Collected data
[Begin]
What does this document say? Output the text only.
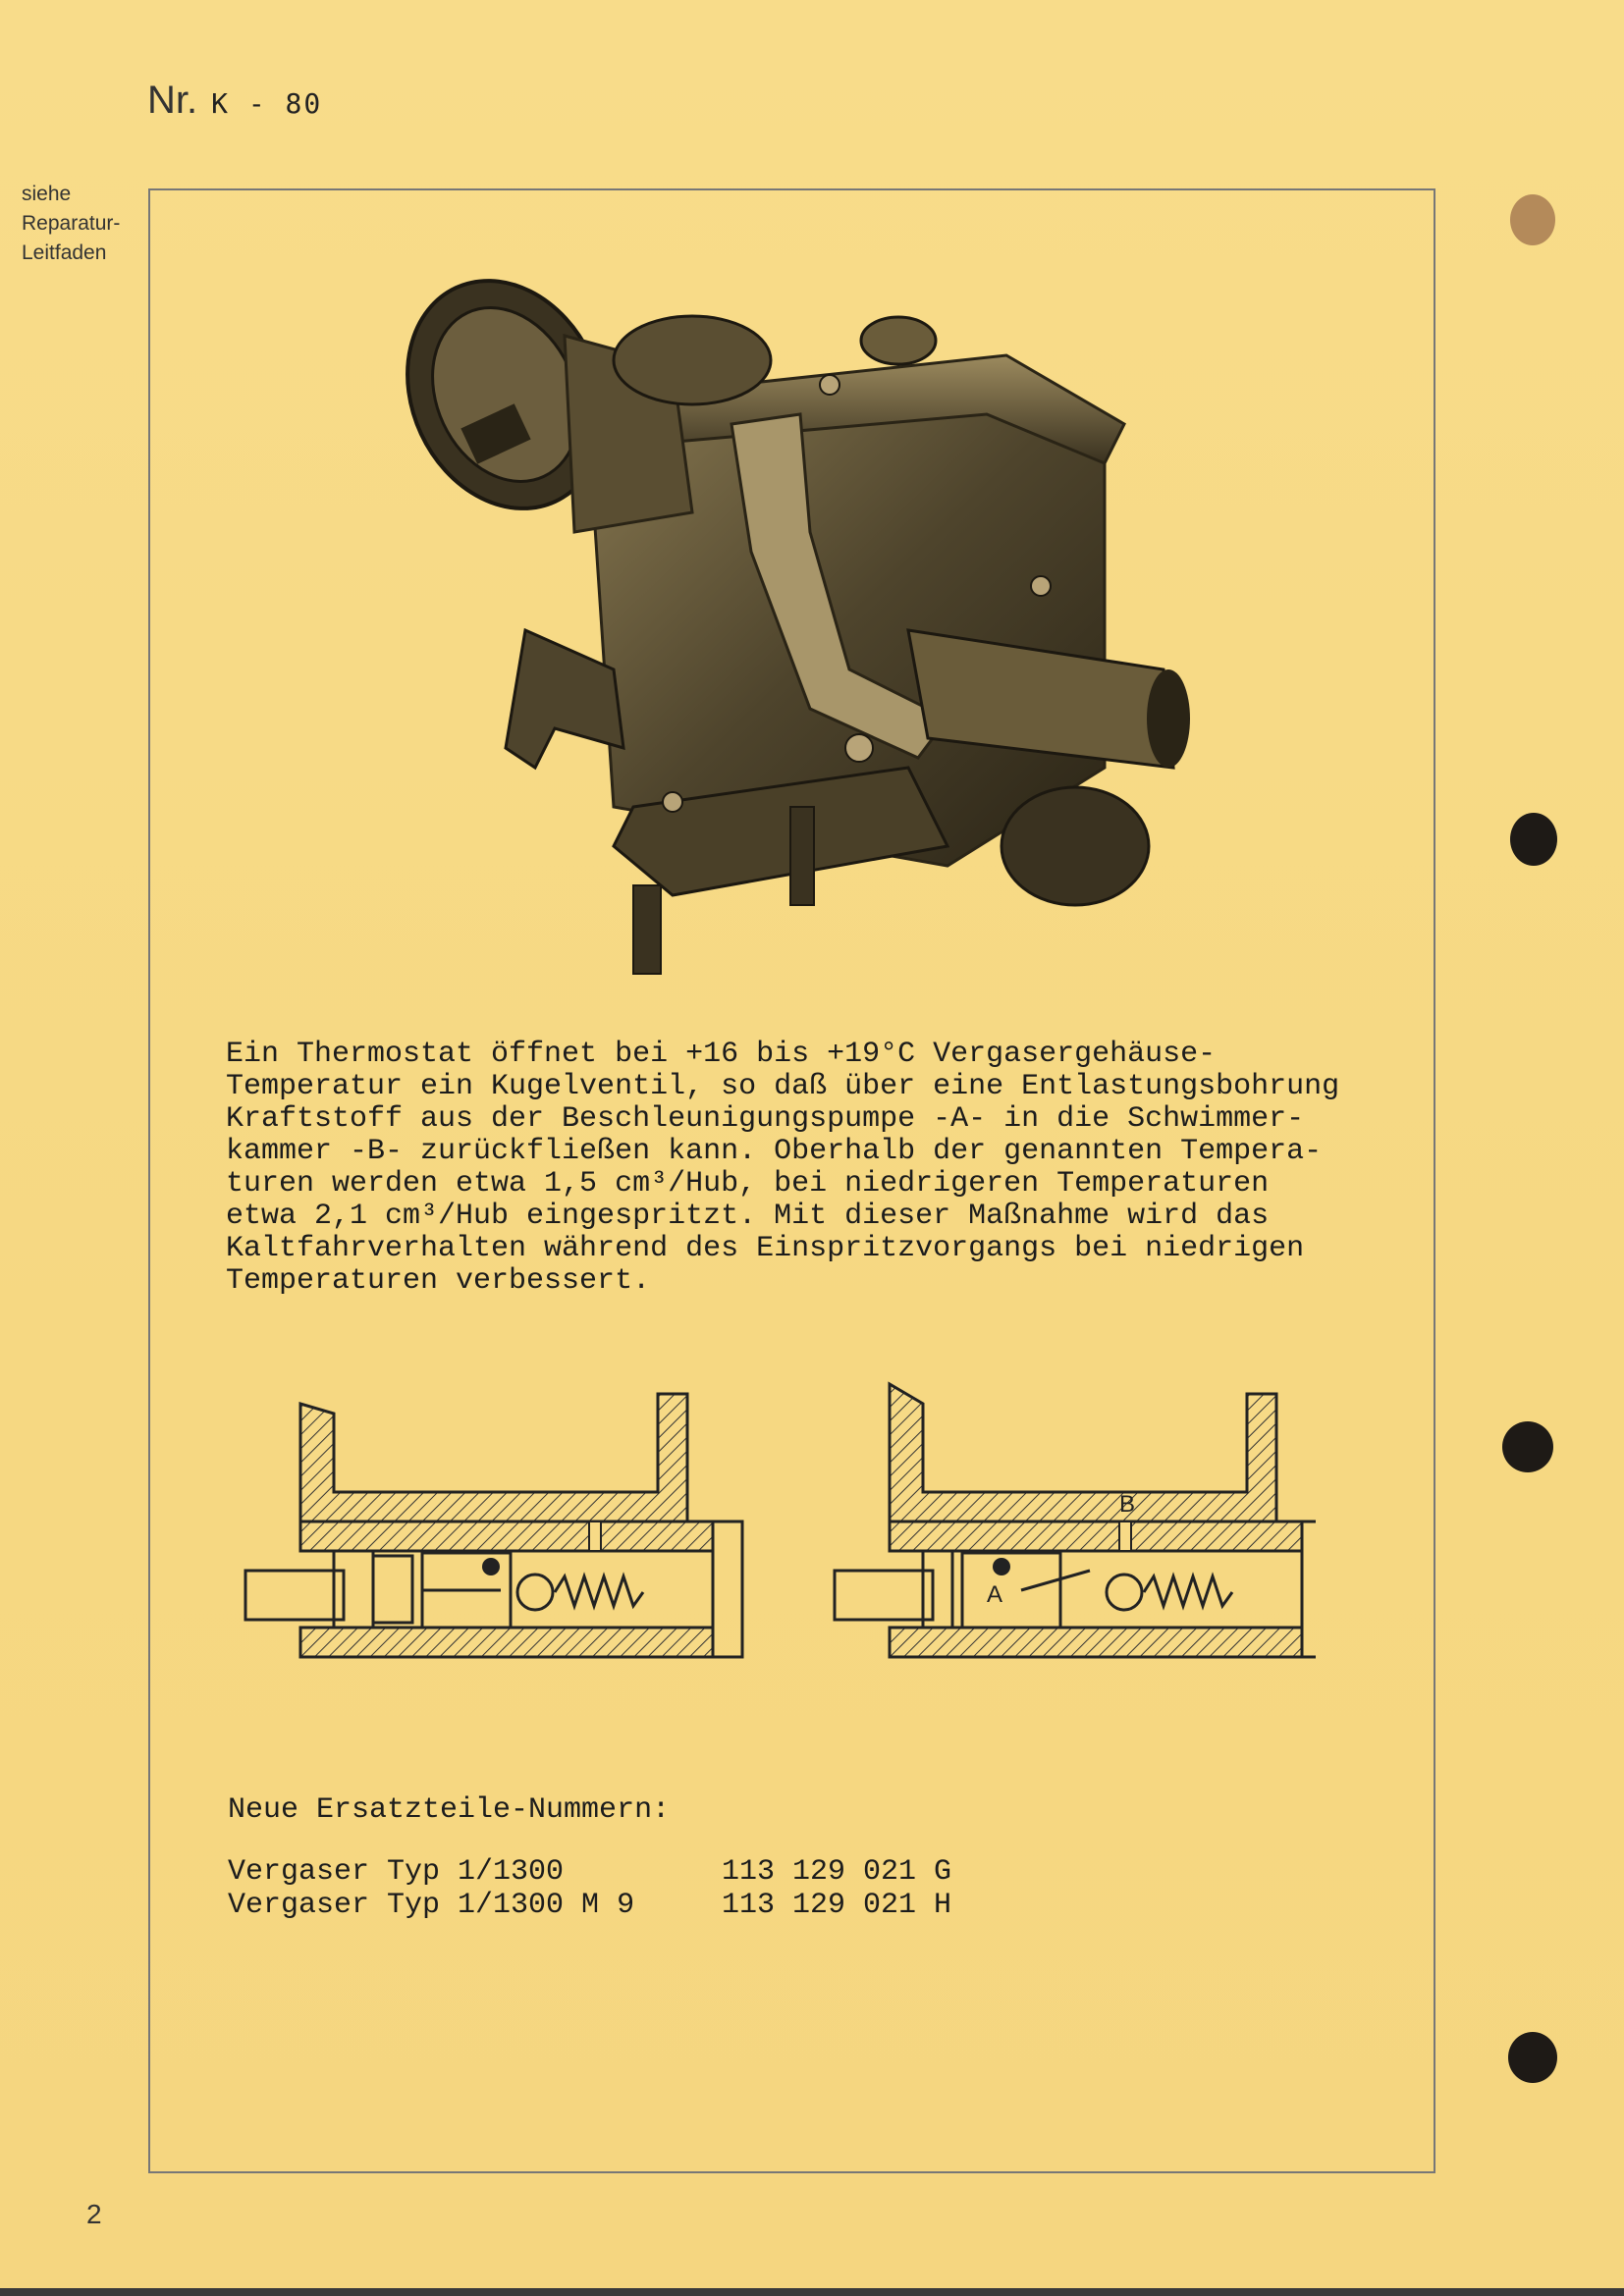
Nr. K - 80
siehe
Reparatur-
Leitfaden

Ein Thermostat öffnet bei +16 bis +19°C Vergasergehäuse-

Temperatur ein Kugelventil, so daß über eine Entlastungsbohrung

Kraftstoff aus der Beschleunigungspumpe -A- in die Schwimmer-

kammer -B- zurückfließen kann. Oberhalb der genannten Tempera-

turen werden etwa 1,5 cm³/Hub, bei niedrigeren Temperaturen

etwa 2,1 cm³/Hub eingespritzt. Mit dieser Maßnahme wird das

Kaltfahrverhalten während des Einspritzvorgangs bei niedrigen

Temperaturen verbessert.

A
B
Neue Ersatzteile-Nummern:
Vergaser Typ 1/1300	113 129 021 G
Vergaser Typ 1/1300 M 9	113 129 021 H
2
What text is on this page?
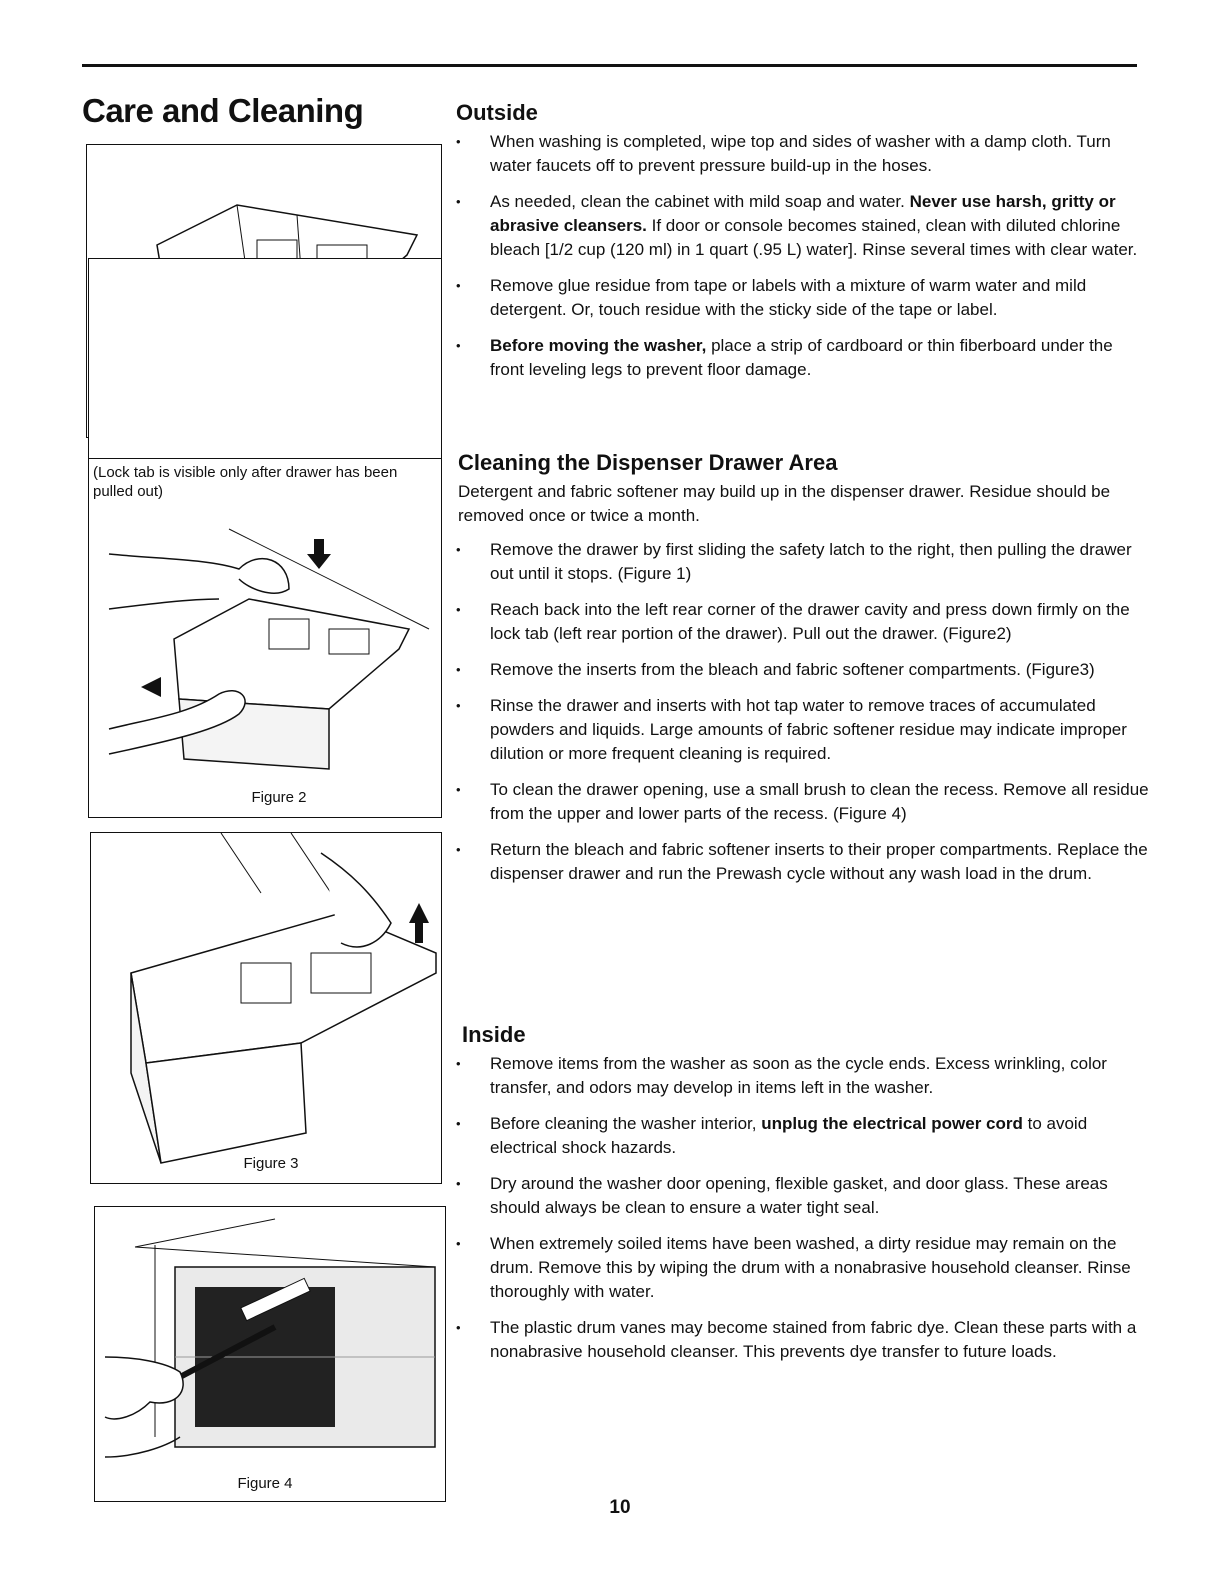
Care and Cleaning
(Lock tab is visible only after drawer has been pulled out)
Figure 2
Figure 3
Figure 4
Outside
• When washing is completed, wipe top and sides of washer with a damp cloth. Turn water faucets off to prevent pressure build-up in the hoses.
• As needed, clean the cabinet with mild soap and water. Never use harsh, gritty or abrasive cleansers. If door or console becomes stained, clean with diluted chlorine bleach [1/2 cup (120 ml) in 1 quart (.95 L) water]. Rinse several times with clear water.
• Remove glue residue from tape or labels with a mixture of warm water and mild detergent. Or, touch residue with the sticky side of the tape or label.
• Before moving the washer, place a strip of cardboard or thin fiberboard under the front leveling legs to prevent floor damage.
Cleaning the Dispenser Drawer Area

Detergent and fabric softener may build up in the dispenser drawer. Residue should be removed once or twice a month.

• Remove the drawer by first sliding the safety latch to the right, then pulling the drawer out until it stops. (Figure 1)
• Reach back into the left rear corner of the drawer cavity and press down firmly on the lock tab (left rear portion of the drawer). Pull out the drawer. (Figure2)
• Remove the inserts from the bleach and fabric softener compartments. (Figure3)
• Rinse the drawer and inserts with hot tap water to remove traces of accumulated powders and liquids. Large amounts of fabric softener residue may indicate improper dilution or more frequent cleaning is required.
• To clean the drawer opening, use a small brush to clean the recess. Remove all residue from the upper and lower parts of the recess. (Figure 4)
• Return the bleach and fabric softener inserts to their proper compartments. Replace the dispenser drawer and run the Prewash cycle without any wash load in the drum.
Inside
• Remove items from the washer as soon as the cycle ends. Excess wrinkling, color transfer, and odors may develop in items left in the washer.
• Before cleaning the washer interior, unplug the electrical power cord to avoid electrical shock hazards.
• Dry around the washer door opening, flexible gasket, and door glass. These areas should always be clean to ensure a water tight seal.
• When extremely soiled items have been washed, a dirty residue may remain on the drum. Remove this by wiping the drum with a nonabrasive household cleanser. Rinse thoroughly with water.
• The plastic drum vanes may become stained from fabric dye. Clean these parts with a nonabrasive household cleanser. This prevents dye transfer to future loads.
10
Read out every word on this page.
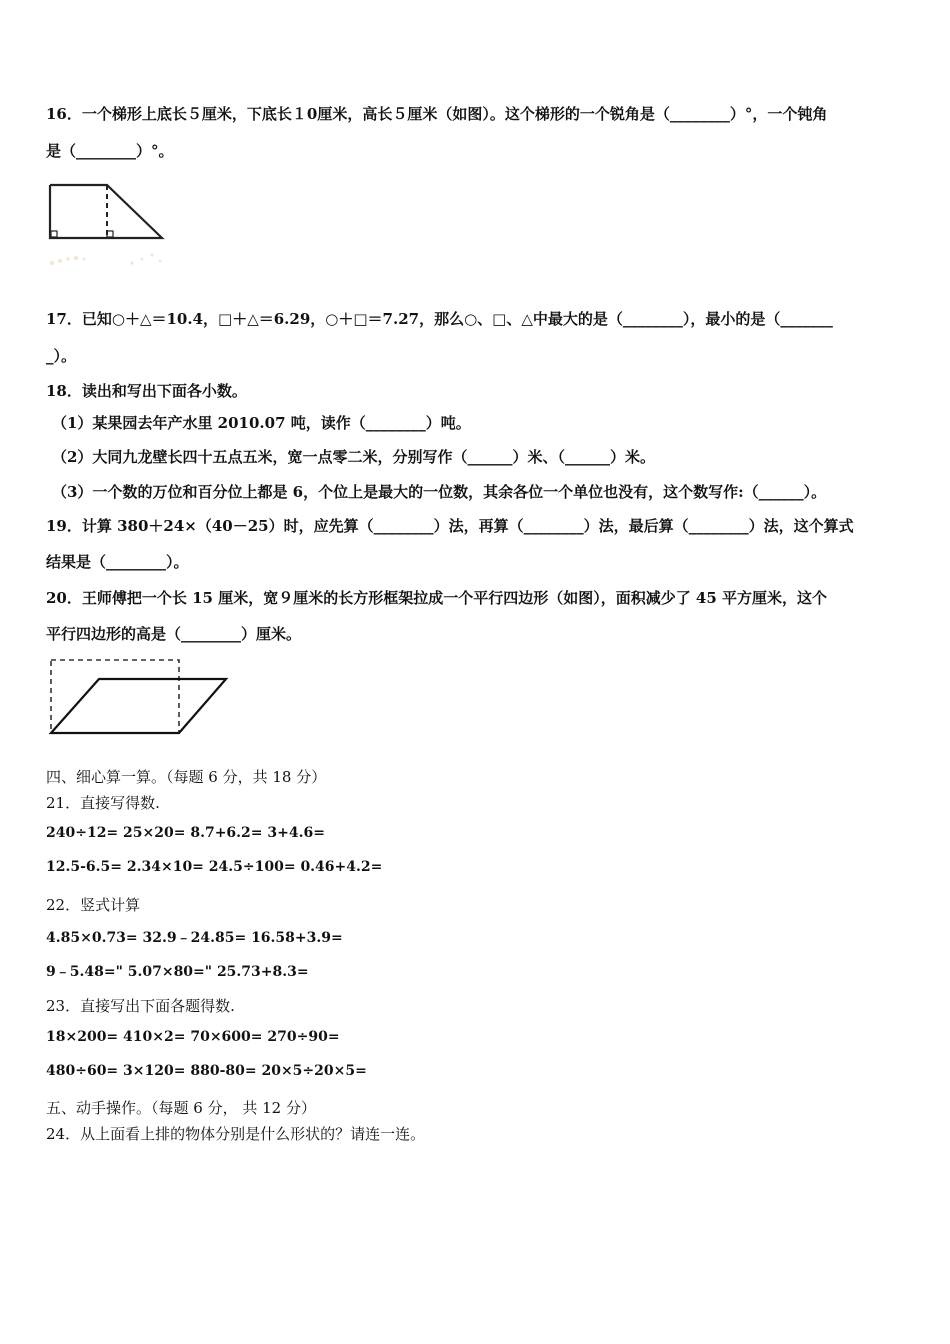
16．一个梯形上底长５厘米，下底长１0厘米，高长５厘米（如图）。这个梯形的一个锐角是（________）°，一个钝角
是（________）°。
17．已知○＋△＝10.4，□＋△＝6.29，○＋□＝7.27，那么○、□、△中最大的是（________），最小的是（_______
_）。
18．读出和写出下面各小数。
（1）某果园去年产水里 2010.07 吨，读作（________）吨。
（2）大同九龙壁长四十五点五米，宽一点零二米，分别写作（______）米、（______）米。
（3）一个数的万位和百分位上都是 6，个位上是最大的一位数，其余各位一个单位也没有，这个数写作:（______）。
19．计算 380＋24×（40－25）时，应先算（________）法，再算（________）法，最后算（________）法，这个算式
结果是（________）。
20．王师傅把一个长 15 厘米，宽９厘米的长方形框架拉成一个平行四边形（如图），面积减少了 45 平方厘米，这个
平行四边形的高是（________）厘米。
四、细心算一算。（每题 6 分，共 18 分）
21．直接写得数.
240÷12= 25×20= 8.7+6.2= 3+4.6=
12.5-6.5= 2.34×10= 24.5÷100= 0.46+4.2=
22．竖式计算
4.85×0.73= 32.9﹣24.85= 16.58+3.9=
9﹣5.48=" 5.07×80=" 25.73+8.3=
23．直接写出下面各题得数.
18×200= 410×2= 70×600= 270÷90=
480÷60= 3×120= 880-80= 20×5÷20×5=
五、动手操作。（每题 6 分， 共 12 分）
24．从上面看上排的物体分别是什么形状的？请连一连。
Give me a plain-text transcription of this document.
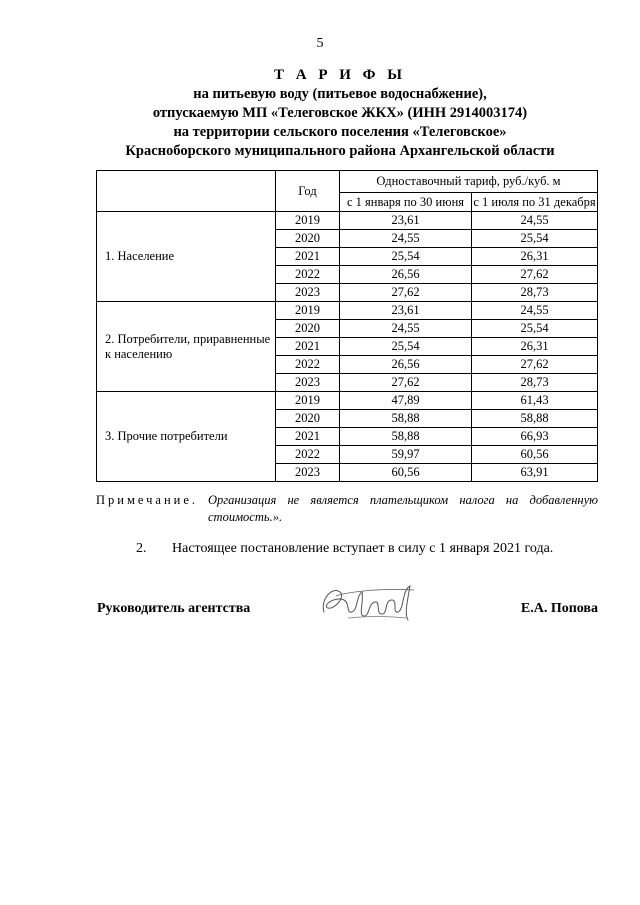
5
Т А Р И Ф Ы
на питьевую воду (питьевое водоснабжение),
отпускаемую МП «Телеговское ЖКХ» (ИНН 2914003174)
на территории сельского поселения «Телеговское»
Красноборского муниципального района Архангельской области
	Год	Одноставочный тариф, руб./куб. м	
		с 1 января по 30 июня	с 1 июля по 31 декабря
1. Население	2019	23,61	24,55
	2020	24,55	25,54
	2021	25,54	26,31
	2022	26,56	27,62
	2023	27,62	28,73
2. Потребители, приравненные к населению	2019	23,61	24,55
	2020	24,55	25,54
	2021	25,54	26,31
	2022	26,56	27,62
	2023	27,62	28,73
3. Прочие потребители	2019	47,89	61,43
	2020	58,88	58,88
	2021	58,88	66,93
	2022	59,97	60,56
	2023	60,56	63,91
Примечание. Организация не является плательщиком налога на добавленную стоимость.».
2. Настоящее постановление вступает в силу с 1 января 2021 года.
Руководитель агентства	Е.А. Попова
[End]
§ **GIVEN INSTRUCTION**
Pick out the lines containing the string "compartments".

§ **RESPONSE BELOW**
• Remove the inserts from the bleach and fabric softener compartments. (Figure3)
• Return the bleach and fabric softener inserts to their proper compartments. Replace the dispenser drawer and run the Prewash cycle without any wash load in the drum.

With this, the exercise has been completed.